:: COMPITO SCRITTO A ::
Nel passo del documento, come viene definito un sistema di Common Law?
### PASSO DEL DOCUMENTO ###
Come sempre accade in un sistema giurisprudenziale, come quello italiano, dove i limiti tra i poteri dello Stato circa l’interpretazione e l’applicazione delle norme e la loro ratio ispiratrice appaiono sempre più sfumati, con interventi sempre più invadenti di sentenze che interpretando ideologizzano, il principio che la vita umana possa essere un diritto del quale può disporre l’individuo, ricercando la risposta al quesito fondante “a chi appartiene la vita di un uomo”, è stato progressivamente introdotto nell’ordinamento positivo, lentamente scardinando l’assioma di diritto naturale in base al quale la vita sia un bene di cui nessuno può disporre.

Se un tempo il fondamento del bene della vita fosse l’appartenenza a Dio, ed a seguito delle rivoluzioni liberali gli si sia sostituito lo Stato, furono proprio le tragiche esperienze dei totalitarismi, in cui proprio lo stato disponeva sulla vita dei sudditi, a ritornare a quel cardine della Civiltà giuridica che è la sacralità della vita umana tutelata dalla legge. E quindi, partendo da pietose campagne mediatiche, volte a “sensibilizzare” mediante casi limite un’opinione pubblica refrattaria, si è passati alla fase successiva, ossia al pionierismo giurisprudenziale, che, nutrendosi dalla sempre più evidente degenerazione del nostro sistema giuridico in un sistema di Common Law (cioè che si fonda non sulle leggi, ma sulle pronunce dei giudici), è intervenuto il dibattito accademico, ove si impongono miti ermeneutici sempre più consolidati, tanto più pervicacemente perseguiti nell’asserzione del tutto arbitraria di una loro presunta necessità, quanto più sorretti dai medesimi principi di eugenetica malthusiana e neodarwinista che ispiravano le legislazioni totalitarie, questa volta sapientemente mascherati dai soliti scivolamenti semantici, i consueti mutamenti lessicali con cui il politically correct contemporaneo incide sulla lingua al fine di mutare i contenuti. Ed il passaggio successivo sarà la ricezione nell’ordinamento positivo, nelle leggi, nei codici, nelle Costituzioni, di questi aberranti principi, dietro ai quali si nasconde la vera ragione che come sempre deve essere ricercata nelle norme giuridiche e nei principi filosofici che ne sono alla base.
### RECORD DEL COMPITO ###
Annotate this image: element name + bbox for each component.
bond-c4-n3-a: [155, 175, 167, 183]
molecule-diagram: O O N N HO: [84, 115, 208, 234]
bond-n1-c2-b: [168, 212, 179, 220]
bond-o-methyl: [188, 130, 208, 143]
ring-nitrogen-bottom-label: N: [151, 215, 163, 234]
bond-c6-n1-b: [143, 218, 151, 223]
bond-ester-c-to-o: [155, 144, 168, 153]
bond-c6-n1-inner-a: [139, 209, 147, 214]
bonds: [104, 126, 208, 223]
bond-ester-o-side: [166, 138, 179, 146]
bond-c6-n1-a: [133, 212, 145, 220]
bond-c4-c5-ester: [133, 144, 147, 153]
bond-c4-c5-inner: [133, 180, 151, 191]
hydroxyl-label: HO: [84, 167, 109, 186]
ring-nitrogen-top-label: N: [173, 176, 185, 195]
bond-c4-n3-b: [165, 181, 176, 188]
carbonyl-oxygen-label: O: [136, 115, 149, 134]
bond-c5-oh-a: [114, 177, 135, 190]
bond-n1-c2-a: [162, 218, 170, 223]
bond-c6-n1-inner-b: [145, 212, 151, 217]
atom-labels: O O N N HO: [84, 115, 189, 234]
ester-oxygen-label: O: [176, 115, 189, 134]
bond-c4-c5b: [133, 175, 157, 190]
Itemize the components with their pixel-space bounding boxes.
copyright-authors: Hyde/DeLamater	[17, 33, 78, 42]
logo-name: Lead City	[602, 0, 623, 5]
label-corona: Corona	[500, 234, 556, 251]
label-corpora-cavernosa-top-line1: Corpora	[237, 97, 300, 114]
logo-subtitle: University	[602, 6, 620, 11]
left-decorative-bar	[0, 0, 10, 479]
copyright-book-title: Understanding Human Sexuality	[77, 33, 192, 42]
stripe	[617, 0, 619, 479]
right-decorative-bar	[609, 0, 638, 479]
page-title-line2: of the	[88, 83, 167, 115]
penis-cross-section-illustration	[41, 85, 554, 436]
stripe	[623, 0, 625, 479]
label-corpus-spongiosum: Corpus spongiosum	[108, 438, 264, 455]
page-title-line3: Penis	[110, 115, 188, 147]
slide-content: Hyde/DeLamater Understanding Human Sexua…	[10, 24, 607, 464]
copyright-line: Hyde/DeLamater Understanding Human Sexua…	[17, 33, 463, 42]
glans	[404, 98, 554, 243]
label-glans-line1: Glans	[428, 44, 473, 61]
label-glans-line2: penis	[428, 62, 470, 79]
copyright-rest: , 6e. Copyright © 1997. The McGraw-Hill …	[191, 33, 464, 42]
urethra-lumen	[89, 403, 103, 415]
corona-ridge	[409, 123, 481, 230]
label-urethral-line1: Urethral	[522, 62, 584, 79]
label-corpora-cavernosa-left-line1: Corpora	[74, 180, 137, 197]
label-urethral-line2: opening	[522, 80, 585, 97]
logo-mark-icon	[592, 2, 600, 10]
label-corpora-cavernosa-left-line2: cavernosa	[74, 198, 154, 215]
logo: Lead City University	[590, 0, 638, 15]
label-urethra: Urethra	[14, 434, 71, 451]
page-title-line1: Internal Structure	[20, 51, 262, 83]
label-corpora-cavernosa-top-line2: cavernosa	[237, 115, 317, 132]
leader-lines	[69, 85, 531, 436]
###
:: COMPITO SCRITTO B ::
Estrai per favore le righe dei record e riportale identiche. Parti dall'inizio dei record e fermati dopo la riga che contiene "hydroxyl-label: HO: [84, 167, 109, 186]", inclusa.

:: RISPOSTA CORRETTA A ::
È un sistema che si fonda non sulle leggi, ma sulle pronunce dei giudici.

:: RISPOSTA CORRETTA B ::
Annotate this image: element name + bbox for each component.
bond-c4-n3-a: [155, 175, 167, 183]
molecule-diagram: O O N N HO: [84, 115, 208, 234]
bond-n1-c2-b: [168, 212, 179, 220]
bond-o-methyl: [188, 130, 208, 143]
ring-nitrogen-bottom-label: N: [151, 215, 163, 234]
bond-c6-n1-b: [143, 218, 151, 223]
bond-ester-c-to-o: [155, 144, 168, 153]
bond-c6-n1-inner-a: [139, 209, 147, 214]
bonds: [104, 126, 208, 223]
bond-ester-o-side: [166, 138, 179, 146]
bond-c6-n1-a: [133, 212, 145, 220]
bond-c4-c5-ester: [133, 144, 147, 153]
bond-c4-c5-inner: [133, 180, 151, 191]
hydroxyl-label: HO: [84, 167, 109, 186]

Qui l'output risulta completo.